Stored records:
"""

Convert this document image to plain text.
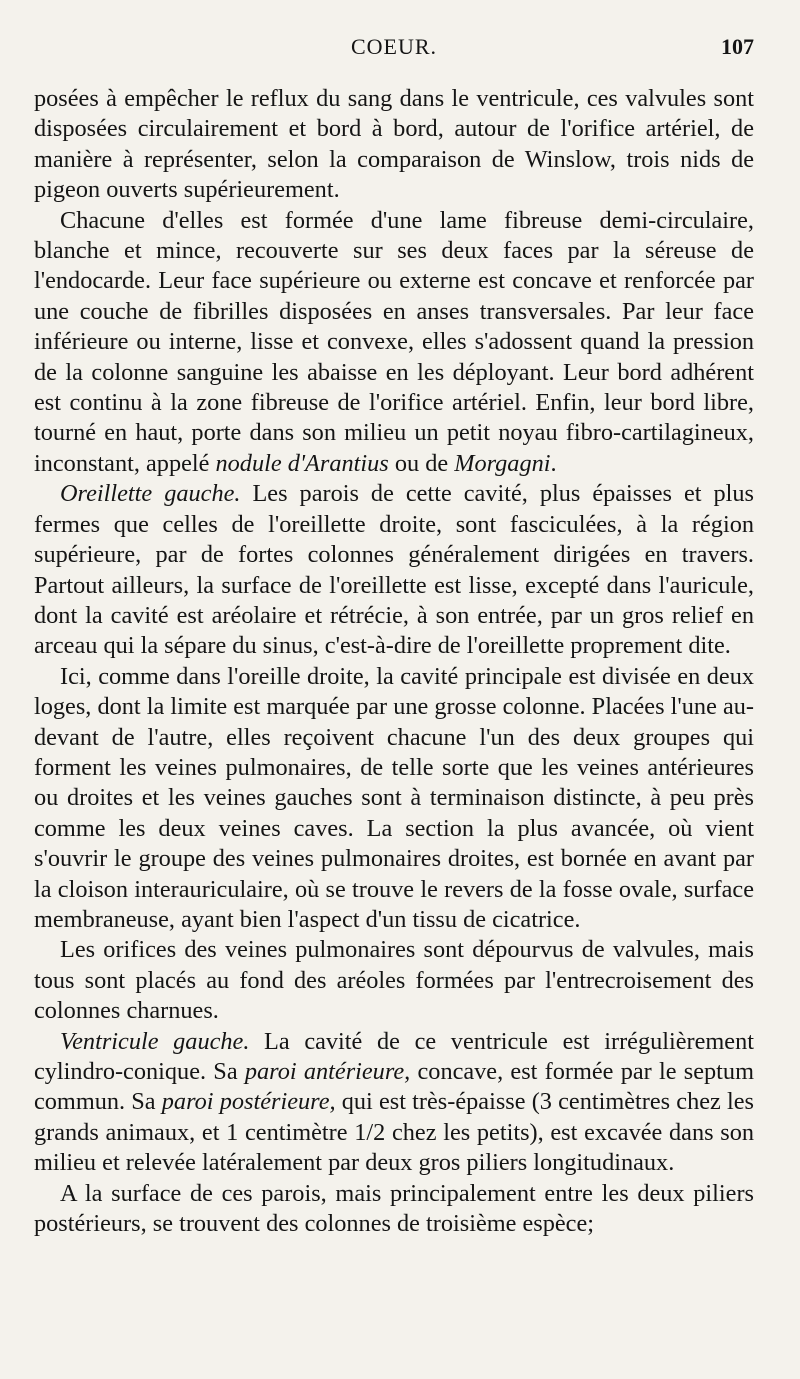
COEUR.	107

posées à empêcher le reflux du sang dans le ventricule, ces valvules sont disposées circulairement et bord à bord, autour de l'orifice artériel, de manière à représenter, selon la comparaison de Winslow, trois nids de pigeon ouverts supérieurement.

Chacune d'elles est formée d'une lame fibreuse demi-circulaire, blanche et mince, recouverte sur ses deux faces par la séreuse de l'endocarde. Leur face supérieure ou externe est concave et renforcée par une couche de fibrilles disposées en anses transversales. Par leur face inférieure ou interne, lisse et convexe, elles s'adossent quand la pression de la colonne sanguine les abaisse en les déployant. Leur bord adhérent est continu à la zone fibreuse de l'orifice artériel. Enfin, leur bord libre, tourné en haut, porte dans son milieu un petit noyau fibro-cartilagineux, inconstant, appelé nodule d'Arantius ou de Morgagni.

Oreillette gauche. Les parois de cette cavité, plus épaisses et plus fermes que celles de l'oreillette droite, sont fasciculées, à la région supérieure, par de fortes colonnes généralement dirigées en travers. Partout ailleurs, la surface de l'oreillette est lisse, excepté dans l'auricule, dont la cavité est aréolaire et rétrécie, à son entrée, par un gros relief en arceau qui la sépare du sinus, c'est-à-dire de l'oreillette proprement dite.

Ici, comme dans l'oreille droite, la cavité principale est divisée en deux loges, dont la limite est marquée par une grosse colonne. Placées l'une au-devant de l'autre, elles reçoivent chacune l'un des deux groupes qui forment les veines pulmonaires, de telle sorte que les veines antérieures ou droites et les veines gauches sont à terminaison distincte, à peu près comme les deux veines caves. La section la plus avancée, où vient s'ouvrir le groupe des veines pulmonaires droites, est bornée en avant par la cloison interauriculaire, où se trouve le revers de la fosse ovale, surface membraneuse, ayant bien l'aspect d'un tissu de cicatrice.

Les orifices des veines pulmonaires sont dépourvus de valvules, mais tous sont placés au fond des aréoles formées par l'entrecroisement des colonnes charnues.

Ventricule gauche. La cavité de ce ventricule est irrégulièrement cylindro-conique. Sa paroi antérieure, concave, est formée par le septum commun. Sa paroi postérieure, qui est très-épaisse (3 centimètres chez les grands animaux, et 1 centimètre 1/2 chez les petits), est excavée dans son milieu et relevée latéralement par deux gros piliers longitudinaux.

A la surface de ces parois, mais principalement entre les deux piliers postérieurs, se trouvent des colonnes de troisième espèce;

"""

→ TASK DIRECTIONS
Gather all lines where the word "droite" appears.

→ RESULT OF THE EXERCISE
Oreillette gauche. Les parois de cette cavité, plus épaisses et plus fermes que celles de l'oreillette droite, sont fasciculées, à la région supérieure, par de fortes colonnes généralement dirigées en travers. Partout ailleurs, la surface de l'oreillette est lisse, excepté dans l'auricule, dont la cavité est aréolaire et rétrécie, à son entrée, par un gros relief en arceau qui la sépare du sinus, c'est-à-dire de l'oreillette proprement dite.
Ici, comme dans l'oreille droite, la cavité principale est divisée en deux loges, dont la limite est marquée par une grosse colonne. Placées l'une au-devant de l'autre, elles reçoivent chacune l'un des deux groupes qui forment les veines pulmonaires, de telle sorte que les veines antérieures ou droites et les veines gauches sont à terminaison distincte, à peu près comme les deux veines caves. La section la plus avancée, où vient s'ouvrir le groupe des veines pulmonaires droites, est bornée en avant par la cloison interauriculaire, où se trouve le revers de la fosse ovale, surface membraneuse, ayant bien l'aspect d'un tissu de cicatrice.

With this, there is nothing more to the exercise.